Extend the court opinion in People v. Lindsay below, starting right after its last sentence, "The photographic lineup and the composite sketch were then introduced into evidence as part of the People’s case."

→ **Extract provided**:
((

People v. Lindsay

42 N.Y.2d 9 | NY | 1977

Wachtler, J.

On December 27, 1972 two men—one armed with a knife and the other with a gun—entered a Bronx bar. They took money from the cash register and from the three occupants: the bartender, Patrick Kennedy, and two patrons, Anthony Vitale and Peter Vandenberg. During the course of the robbery Vitale was shot and killed. In February, 1973 the defendant and Theodore Haywood were arrested and charged with murder, robbery and possession of a weapon.

The defendant and Haywood were jointly tried before a jury in December of 1975. At the trial Kennedy and Vandenberg identified the defendants as the two men who had held up the bar three years previously. They identified Haywood as the man with the gun and Lindsay as the man who had held the knife. There was also evidence that fingerprints belonging to Haywood were found at the scene on certain bottles which the witnesses said had been handled by the man with the gun.

On cross-examination by Lindsay’s attorney, Kennedy stated that approximately six months after the robbery a Black man had come into the bar and showed him a picture. Kennedy was not asked at that time whether he had identified the picture. However during Lindsay’s case defense counsel called Linwood Lewis, a private investigator, who stated that he had obtained the picture of a man who had died in early 1973 and *12that he had shown the picture to Kennedy twice during the summer of 1973 and that on both occasions Kennedy identified it as a picture of the man who had held the knife during the robbery.

On rebuttal, and over objection, the prosecutor recalled Kennedy and Vandenberg to the stand. Kennedy admitted that Lewis had produced a photograph for his inspection but he claimed that he absolutely refused to identify it. Both Kennedy and Vandenberg also testified that after the robbery they had made a composite sketch of Lindsay with the assistance of a police artist, and later, during February of 1973, they identified both Lindsay and Haywood from a photographic lineup. The photographic lineup and the composite sketch were then introduced into evidence as part of the People’s case.

))

→ **Listing**:
((

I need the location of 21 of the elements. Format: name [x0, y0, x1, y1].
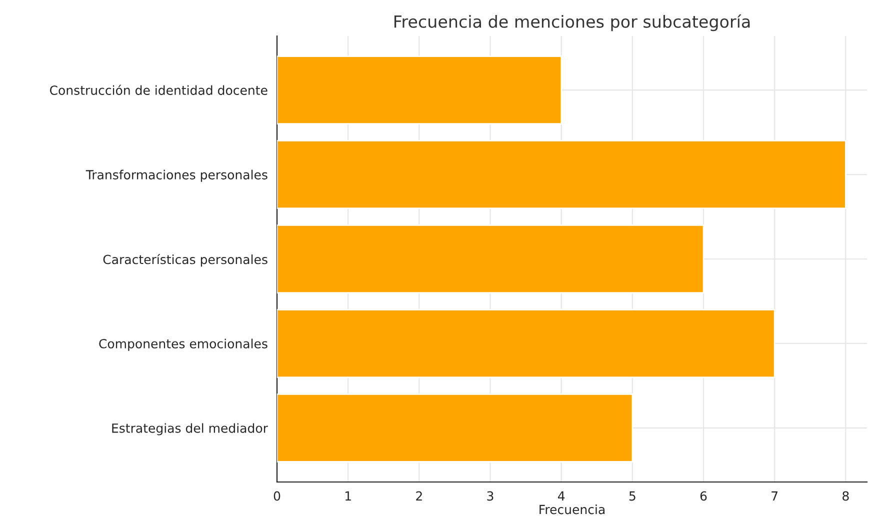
- y-tick-label: Transformaciones personales: [86, 170, 268, 182]
- x-tick-label: 4: [558, 491, 565, 501]
- y-tick-label: Construcción de identidad docente: [50, 84, 268, 95]
- bar: [277, 393, 634, 462]
- x-tick-label: 8: [842, 491, 849, 501]
- x-tick-label: 5: [629, 491, 636, 501]
- chart-title: Frecuencia de menciones por subcategoría: [394, 14, 750, 32]
- bar: [277, 140, 846, 210]
- x-tick-label: 6: [700, 491, 707, 501]
- x-tick-label: 7: [772, 491, 778, 501]
- x-tick-label: 1: [345, 491, 351, 501]
- bar: [277, 56, 562, 125]
- x-axis-title: Frecuencia: [540, 504, 604, 514]
- x-tick-label: 2: [416, 491, 422, 501]
- y-tick-label: Componentes emocionales: [99, 338, 268, 351]
- x-tick-label: 0: [274, 491, 280, 501]
- y-tick-label: Estrategias del mediador: [112, 423, 268, 436]
- y-tick-label: Características personales: [103, 254, 268, 267]
- bar: [277, 224, 704, 294]
- bar: [277, 308, 776, 378]
- x-tick-label: 3: [487, 491, 494, 501]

))

→ **Exercise result**:
The question on this appeal by the People is whether the court erred in permitting the rebuttal evidence. The prosecutor of course was entitled to recall Kennedy to have him disclaim Lewis’ testimony by stating that he had not in fact identified the photograph which Lewis had displayed to him. It is settled however that a witness may not testify regarding a photographic identification of the defendant, nor may he refer to a composite sketch (see, e.g., People v Griffin, 29 NY2d 91; People v Caserta, 19 NY2d 18). It may be said that the defendant invited this response when he called Lewis to show that Kennedy had identified another man from a photograph six months after the crime. Under these unusual circumstances it might have been proper to permit Kennedy to testify that he had previously assisted in making a composite sketch and then picked the defendant out of a photographic lineup within two months of the incident. There was however no basis for permitting Vandenberg to testify that he, Vandenberg, had also done so in view of the fact that Vandenberg’s credibility had not been attacked in this manner. Thus, even under the limited exception urged by the People, it would have been error to permit Vandenberg to testify as he did on rebuttal.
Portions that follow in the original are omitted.